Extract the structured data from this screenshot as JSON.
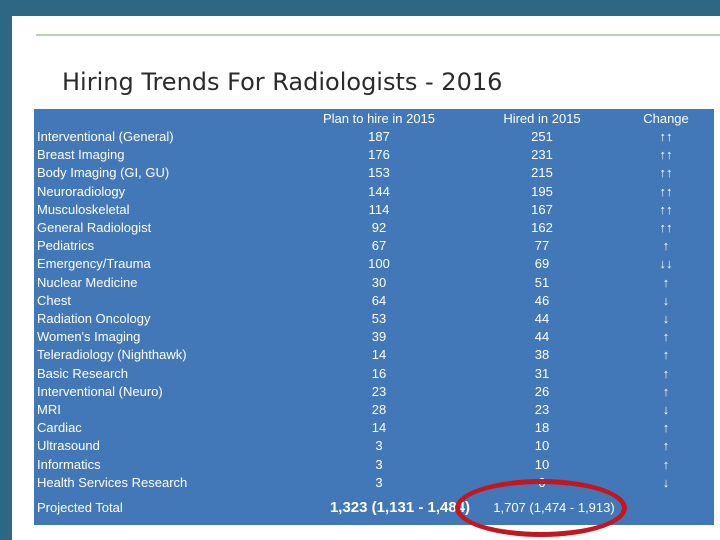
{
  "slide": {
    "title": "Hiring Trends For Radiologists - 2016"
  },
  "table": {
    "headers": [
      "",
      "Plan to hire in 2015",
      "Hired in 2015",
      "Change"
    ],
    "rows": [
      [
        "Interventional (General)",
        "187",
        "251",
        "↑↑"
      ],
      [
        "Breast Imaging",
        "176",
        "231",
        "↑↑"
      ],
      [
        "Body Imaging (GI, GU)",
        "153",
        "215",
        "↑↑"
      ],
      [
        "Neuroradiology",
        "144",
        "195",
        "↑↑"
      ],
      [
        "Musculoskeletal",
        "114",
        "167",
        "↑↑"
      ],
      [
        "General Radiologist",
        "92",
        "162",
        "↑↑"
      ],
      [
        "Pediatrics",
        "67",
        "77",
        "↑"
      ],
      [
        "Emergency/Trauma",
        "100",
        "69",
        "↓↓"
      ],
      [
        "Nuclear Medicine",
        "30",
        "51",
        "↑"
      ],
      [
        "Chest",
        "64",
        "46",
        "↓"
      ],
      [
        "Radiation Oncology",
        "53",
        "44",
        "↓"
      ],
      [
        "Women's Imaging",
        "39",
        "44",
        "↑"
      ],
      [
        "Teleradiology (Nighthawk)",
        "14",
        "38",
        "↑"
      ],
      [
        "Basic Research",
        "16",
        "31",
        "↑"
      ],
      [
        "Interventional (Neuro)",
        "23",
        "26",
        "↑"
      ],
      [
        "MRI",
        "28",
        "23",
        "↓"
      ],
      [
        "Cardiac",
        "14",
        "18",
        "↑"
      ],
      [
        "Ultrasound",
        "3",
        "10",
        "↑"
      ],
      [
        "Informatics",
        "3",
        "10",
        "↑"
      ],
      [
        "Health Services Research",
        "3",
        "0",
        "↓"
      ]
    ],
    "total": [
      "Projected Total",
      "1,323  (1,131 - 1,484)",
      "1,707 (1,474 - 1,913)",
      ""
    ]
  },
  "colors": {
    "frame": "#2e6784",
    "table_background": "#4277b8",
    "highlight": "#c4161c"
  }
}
=======
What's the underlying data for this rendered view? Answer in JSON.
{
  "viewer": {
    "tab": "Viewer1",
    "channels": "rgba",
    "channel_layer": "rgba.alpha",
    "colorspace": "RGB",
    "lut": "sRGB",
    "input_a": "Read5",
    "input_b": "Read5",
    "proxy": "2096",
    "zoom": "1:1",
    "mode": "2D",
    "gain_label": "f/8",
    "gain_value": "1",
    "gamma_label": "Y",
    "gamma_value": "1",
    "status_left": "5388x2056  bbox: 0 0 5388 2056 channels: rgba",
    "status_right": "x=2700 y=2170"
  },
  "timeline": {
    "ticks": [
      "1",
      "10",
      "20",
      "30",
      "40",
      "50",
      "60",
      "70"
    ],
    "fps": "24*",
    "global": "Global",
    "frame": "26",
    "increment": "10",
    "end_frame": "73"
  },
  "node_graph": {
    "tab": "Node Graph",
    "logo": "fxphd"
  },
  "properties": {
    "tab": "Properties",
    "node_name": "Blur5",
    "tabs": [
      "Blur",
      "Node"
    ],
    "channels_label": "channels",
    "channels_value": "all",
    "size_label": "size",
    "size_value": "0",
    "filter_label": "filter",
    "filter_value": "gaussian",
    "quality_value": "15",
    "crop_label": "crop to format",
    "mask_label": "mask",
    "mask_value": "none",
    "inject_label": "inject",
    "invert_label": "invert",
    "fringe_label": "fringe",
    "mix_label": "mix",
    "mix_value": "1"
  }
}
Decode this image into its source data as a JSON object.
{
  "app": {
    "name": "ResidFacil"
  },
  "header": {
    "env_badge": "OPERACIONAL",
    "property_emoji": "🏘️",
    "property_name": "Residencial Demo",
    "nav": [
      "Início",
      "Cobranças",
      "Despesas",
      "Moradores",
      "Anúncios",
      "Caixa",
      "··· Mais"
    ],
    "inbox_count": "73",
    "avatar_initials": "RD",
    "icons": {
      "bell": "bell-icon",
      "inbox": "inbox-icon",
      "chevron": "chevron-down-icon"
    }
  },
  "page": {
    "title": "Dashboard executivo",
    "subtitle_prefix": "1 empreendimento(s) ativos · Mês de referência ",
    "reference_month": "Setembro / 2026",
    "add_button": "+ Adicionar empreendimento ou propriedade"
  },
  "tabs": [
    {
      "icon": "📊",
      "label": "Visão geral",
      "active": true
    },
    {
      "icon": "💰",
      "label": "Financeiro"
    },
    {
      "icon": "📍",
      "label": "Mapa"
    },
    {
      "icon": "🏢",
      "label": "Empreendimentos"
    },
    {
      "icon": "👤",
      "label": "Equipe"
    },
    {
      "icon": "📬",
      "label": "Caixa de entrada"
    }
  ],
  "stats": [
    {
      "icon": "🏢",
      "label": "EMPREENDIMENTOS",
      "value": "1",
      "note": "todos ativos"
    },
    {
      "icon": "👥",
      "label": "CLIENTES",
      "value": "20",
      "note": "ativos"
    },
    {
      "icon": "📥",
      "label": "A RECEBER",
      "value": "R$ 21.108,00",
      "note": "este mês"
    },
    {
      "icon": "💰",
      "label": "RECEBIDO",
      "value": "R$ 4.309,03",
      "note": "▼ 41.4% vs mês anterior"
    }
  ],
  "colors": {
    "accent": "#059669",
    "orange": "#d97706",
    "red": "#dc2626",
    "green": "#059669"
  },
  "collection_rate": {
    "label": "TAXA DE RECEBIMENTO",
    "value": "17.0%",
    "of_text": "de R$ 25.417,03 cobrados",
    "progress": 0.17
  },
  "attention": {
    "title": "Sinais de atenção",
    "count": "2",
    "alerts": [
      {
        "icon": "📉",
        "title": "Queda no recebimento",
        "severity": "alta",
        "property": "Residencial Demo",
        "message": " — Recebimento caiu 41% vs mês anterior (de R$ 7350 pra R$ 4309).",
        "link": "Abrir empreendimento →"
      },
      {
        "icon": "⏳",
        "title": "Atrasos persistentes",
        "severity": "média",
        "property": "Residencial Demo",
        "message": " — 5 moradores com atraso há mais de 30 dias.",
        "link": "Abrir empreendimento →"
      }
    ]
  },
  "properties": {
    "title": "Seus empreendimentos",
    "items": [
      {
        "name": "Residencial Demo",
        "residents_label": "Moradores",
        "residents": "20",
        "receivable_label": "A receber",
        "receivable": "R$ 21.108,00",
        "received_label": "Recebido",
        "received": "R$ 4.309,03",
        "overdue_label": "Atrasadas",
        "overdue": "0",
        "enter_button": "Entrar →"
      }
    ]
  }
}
=======
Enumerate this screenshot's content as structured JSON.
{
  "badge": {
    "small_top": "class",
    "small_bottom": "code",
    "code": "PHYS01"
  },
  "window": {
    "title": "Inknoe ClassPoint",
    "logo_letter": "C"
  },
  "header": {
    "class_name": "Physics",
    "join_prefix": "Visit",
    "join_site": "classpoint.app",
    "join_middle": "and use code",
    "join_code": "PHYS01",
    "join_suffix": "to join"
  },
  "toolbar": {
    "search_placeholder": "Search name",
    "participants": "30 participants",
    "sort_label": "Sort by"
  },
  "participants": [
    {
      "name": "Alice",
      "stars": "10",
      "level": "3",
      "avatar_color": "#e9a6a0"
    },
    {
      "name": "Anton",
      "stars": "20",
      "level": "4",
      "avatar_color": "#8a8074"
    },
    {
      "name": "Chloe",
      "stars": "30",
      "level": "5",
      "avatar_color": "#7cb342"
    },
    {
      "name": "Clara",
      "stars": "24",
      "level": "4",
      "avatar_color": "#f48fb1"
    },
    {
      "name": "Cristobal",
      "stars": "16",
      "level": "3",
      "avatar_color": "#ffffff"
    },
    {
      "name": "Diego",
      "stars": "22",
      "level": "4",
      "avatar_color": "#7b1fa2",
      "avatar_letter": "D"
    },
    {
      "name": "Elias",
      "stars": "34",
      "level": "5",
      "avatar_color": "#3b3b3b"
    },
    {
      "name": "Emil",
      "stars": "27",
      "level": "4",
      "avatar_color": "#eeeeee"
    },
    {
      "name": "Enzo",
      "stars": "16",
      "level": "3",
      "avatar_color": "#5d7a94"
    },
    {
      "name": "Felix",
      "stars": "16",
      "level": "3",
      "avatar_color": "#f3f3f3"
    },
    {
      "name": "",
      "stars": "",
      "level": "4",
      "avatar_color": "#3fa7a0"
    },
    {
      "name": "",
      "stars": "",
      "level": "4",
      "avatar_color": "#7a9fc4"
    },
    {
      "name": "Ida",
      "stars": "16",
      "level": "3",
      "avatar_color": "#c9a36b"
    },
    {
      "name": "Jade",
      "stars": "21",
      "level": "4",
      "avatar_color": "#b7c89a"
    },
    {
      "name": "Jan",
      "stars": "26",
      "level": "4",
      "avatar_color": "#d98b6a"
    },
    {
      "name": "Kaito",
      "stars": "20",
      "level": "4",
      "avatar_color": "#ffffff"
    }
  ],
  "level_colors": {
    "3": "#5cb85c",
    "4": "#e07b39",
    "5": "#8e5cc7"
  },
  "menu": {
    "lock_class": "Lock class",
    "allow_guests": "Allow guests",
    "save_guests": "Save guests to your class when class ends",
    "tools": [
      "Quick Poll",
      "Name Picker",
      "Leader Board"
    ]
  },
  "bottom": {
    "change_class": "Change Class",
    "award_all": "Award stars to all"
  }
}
=======
> [Prompt]
Find the lines that include the string "participants", then copy each of them.

> [Answer to this task]
    "participants": "30 participants",
  "participants": [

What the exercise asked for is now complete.